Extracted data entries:
----
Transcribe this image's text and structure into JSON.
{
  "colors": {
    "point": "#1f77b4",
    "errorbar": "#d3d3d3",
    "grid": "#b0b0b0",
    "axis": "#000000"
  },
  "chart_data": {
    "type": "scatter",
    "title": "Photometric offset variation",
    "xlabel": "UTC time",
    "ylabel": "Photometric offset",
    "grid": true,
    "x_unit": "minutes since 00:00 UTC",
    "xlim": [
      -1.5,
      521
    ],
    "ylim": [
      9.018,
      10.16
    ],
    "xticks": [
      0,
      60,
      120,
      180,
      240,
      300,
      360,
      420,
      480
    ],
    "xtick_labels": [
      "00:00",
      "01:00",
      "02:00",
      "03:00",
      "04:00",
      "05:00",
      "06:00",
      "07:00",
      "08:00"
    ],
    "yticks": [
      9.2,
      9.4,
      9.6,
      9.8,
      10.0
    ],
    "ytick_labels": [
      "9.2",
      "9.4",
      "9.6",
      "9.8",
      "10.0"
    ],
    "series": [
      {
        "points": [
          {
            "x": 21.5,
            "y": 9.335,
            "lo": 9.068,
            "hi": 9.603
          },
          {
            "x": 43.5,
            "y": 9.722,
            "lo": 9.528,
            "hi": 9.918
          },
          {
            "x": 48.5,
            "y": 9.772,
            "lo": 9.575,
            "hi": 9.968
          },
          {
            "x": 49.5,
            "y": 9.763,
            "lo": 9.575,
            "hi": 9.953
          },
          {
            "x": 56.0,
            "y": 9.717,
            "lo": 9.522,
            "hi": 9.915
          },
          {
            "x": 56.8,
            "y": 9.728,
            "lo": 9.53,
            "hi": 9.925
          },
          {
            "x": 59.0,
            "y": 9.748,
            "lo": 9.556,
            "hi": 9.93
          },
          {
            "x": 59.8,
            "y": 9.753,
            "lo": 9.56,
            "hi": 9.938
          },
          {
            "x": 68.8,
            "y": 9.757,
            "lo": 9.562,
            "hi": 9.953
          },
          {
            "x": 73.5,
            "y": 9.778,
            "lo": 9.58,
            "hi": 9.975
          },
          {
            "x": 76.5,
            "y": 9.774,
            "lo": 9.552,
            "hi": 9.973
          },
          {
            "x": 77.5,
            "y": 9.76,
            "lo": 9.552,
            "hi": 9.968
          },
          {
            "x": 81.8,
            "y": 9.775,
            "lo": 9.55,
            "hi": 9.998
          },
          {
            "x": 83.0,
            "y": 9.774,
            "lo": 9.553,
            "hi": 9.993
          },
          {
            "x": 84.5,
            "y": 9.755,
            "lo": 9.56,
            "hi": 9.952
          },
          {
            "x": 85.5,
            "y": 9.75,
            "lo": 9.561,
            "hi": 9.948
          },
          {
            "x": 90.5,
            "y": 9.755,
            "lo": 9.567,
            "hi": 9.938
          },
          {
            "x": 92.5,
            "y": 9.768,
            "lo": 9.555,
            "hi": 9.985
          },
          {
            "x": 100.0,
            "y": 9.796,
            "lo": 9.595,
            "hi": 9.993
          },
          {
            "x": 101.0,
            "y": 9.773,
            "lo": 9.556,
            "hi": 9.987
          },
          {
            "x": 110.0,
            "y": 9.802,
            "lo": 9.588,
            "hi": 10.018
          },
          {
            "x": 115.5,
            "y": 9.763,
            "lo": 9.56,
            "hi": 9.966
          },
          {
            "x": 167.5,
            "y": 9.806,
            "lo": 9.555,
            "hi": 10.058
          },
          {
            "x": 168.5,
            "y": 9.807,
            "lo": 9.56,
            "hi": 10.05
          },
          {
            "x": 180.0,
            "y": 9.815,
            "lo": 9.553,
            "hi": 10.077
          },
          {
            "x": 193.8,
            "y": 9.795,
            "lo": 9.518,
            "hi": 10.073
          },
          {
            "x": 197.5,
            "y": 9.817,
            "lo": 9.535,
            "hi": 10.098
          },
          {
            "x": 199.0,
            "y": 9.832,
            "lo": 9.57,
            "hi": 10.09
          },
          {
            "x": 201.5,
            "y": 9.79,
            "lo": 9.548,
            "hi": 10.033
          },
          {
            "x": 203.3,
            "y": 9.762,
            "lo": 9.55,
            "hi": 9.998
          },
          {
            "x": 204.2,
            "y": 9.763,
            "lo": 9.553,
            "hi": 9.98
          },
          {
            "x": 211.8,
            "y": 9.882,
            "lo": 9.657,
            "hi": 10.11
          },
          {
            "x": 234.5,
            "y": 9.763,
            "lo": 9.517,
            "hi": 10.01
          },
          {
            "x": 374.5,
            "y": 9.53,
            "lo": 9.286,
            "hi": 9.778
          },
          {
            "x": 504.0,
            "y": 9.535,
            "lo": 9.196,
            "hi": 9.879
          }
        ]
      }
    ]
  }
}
----
Written exercise — Examine the entries and report how many of their lines contain the string "offset", giving no more than the number.

Solved exercise — 2